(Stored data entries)

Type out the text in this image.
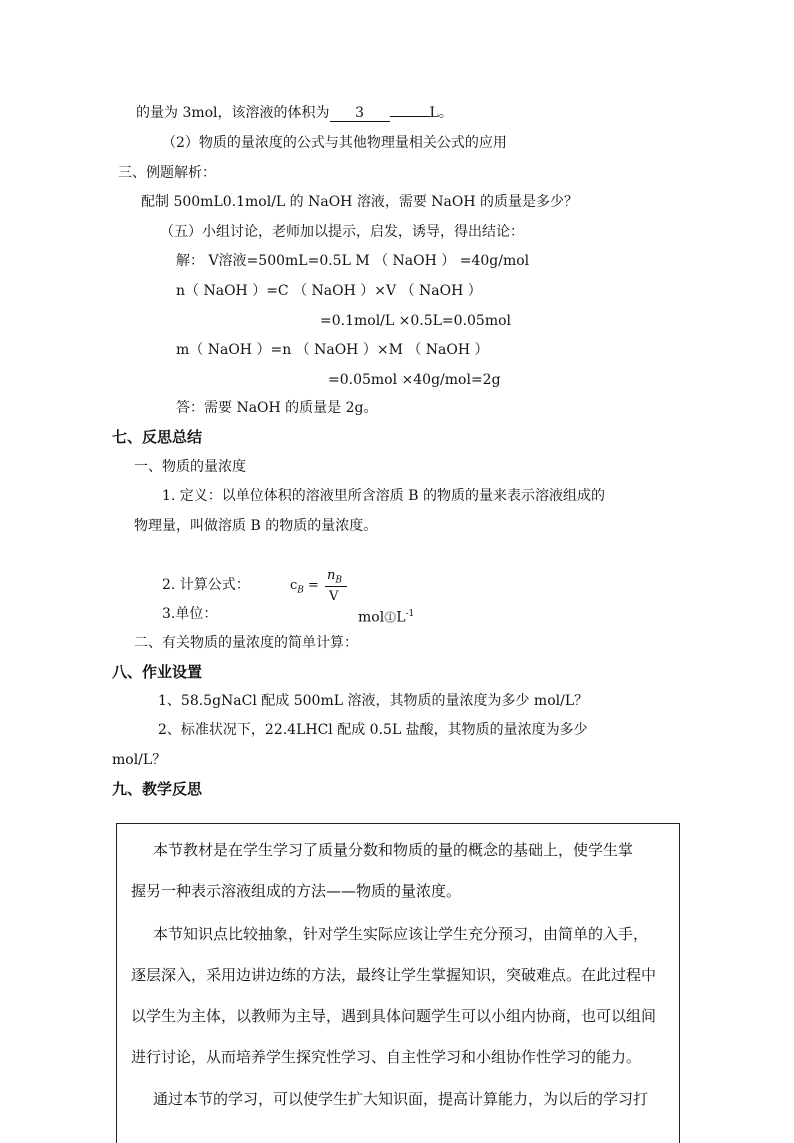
的量为 3mol，该溶液的体积为 3	L。
（2）物质的量浓度的公式与其他物理量相关公式的应用
三、例题解析：
配制 500mL0.1mol/L 的 NaOH 溶液，需要 NaOH 的质量是多少？
（五）小组讨论，老师加以提示，启发，诱导，得出结论：
解： V溶液=500mL=0.5L M （ NaOH ） =40g/mol
n（ NaOH ）=C （ NaOH ）×V （ NaOH ）
=0.1mol/L ×0.5L=0.05mol
m（ NaOH ）=n （ NaOH ）×M （ NaOH ）
=0.05mol ×40g/mol=2g
答：需要 NaOH 的质量是 2g。
七、反思总结
一、物质的量浓度
1. 定义：以单位体积的溶液里所含溶质 B 的物质的量来表示溶液组成的
物理量，叫做溶质 B 的物质的量浓度。
2. 计算公式：	$c_B$ =
$n_B$
V
3.单位：	$mol⓵L^{-1}$
二、有关物质的量浓度的简单计算：
八、作业设置
1、58.5gNaCl 配成 500mL 溶液，其物质的量浓度为多少 mol/L？
2、标准状况下，22.4LHCl 配成 0.5L 盐酸，其物质的量浓度为多少
mol/L？
九、教学反思
本节教材是在学生学习了质量分数和物质的量的概念的基础上，使学生掌
握另一种表示溶液组成的方法——物质的量浓度。
本节知识点比较抽象，针对学生实际应该让学生充分预习，由简单的入手，
逐层深入，采用边讲边练的方法，最终让学生掌握知识，突破难点。在此过程中
以学生为主体，以教师为主导，遇到具体问题学生可以小组内协商，也可以组间
进行讨论，从而培养学生探究性学习、自主性学习和小组协作性学习的能力。
通过本节的学习，可以使学生扩大知识面，提高计算能力，为以后的学习打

■ **WRITTEN TASK**:
Drop the pictures and reproduce the rest of the entries above exactly.

■ **FINISHED TASK**:
Type out the text in this image.
的量为 3mol，该溶液的体积为 3	L。
（2）物质的量浓度的公式与其他物理量相关公式的应用
三、例题解析：
配制 500mL0.1mol/L 的 NaOH 溶液，需要 NaOH 的质量是多少？
（五）小组讨论，老师加以提示，启发，诱导，得出结论：
解： V溶液=500mL=0.5L M （ NaOH ） =40g/mol
n（ NaOH ）=C （ NaOH ）×V （ NaOH ）
=0.1mol/L ×0.5L=0.05mol
m（ NaOH ）=n （ NaOH ）×M （ NaOH ）
=0.05mol ×40g/mol=2g
答：需要 NaOH 的质量是 2g。
七、反思总结
一、物质的量浓度
1. 定义：以单位体积的溶液里所含溶质 B 的物质的量来表示溶液组成的
物理量，叫做溶质 B 的物质的量浓度。
2. 计算公式：	$c_B$ =
$n_B$
V
3.单位：	$mol⓵L^{-1}$
二、有关物质的量浓度的简单计算：
八、作业设置
1、58.5gNaCl 配成 500mL 溶液，其物质的量浓度为多少 mol/L？
2、标准状况下，22.4LHCl 配成 0.5L 盐酸，其物质的量浓度为多少
mol/L？
九、教学反思
本节教材是在学生学习了质量分数和物质的量的概念的基础上，使学生掌
握另一种表示溶液组成的方法——物质的量浓度。
本节知识点比较抽象，针对学生实际应该让学生充分预习，由简单的入手，
逐层深入，采用边讲边练的方法，最终让学生掌握知识，突破难点。在此过程中
以学生为主体，以教师为主导，遇到具体问题学生可以小组内协商，也可以组间
进行讨论，从而培养学生探究性学习、自主性学习和小组协作性学习的能力。
通过本节的学习，可以使学生扩大知识面，提高计算能力，为以后的学习打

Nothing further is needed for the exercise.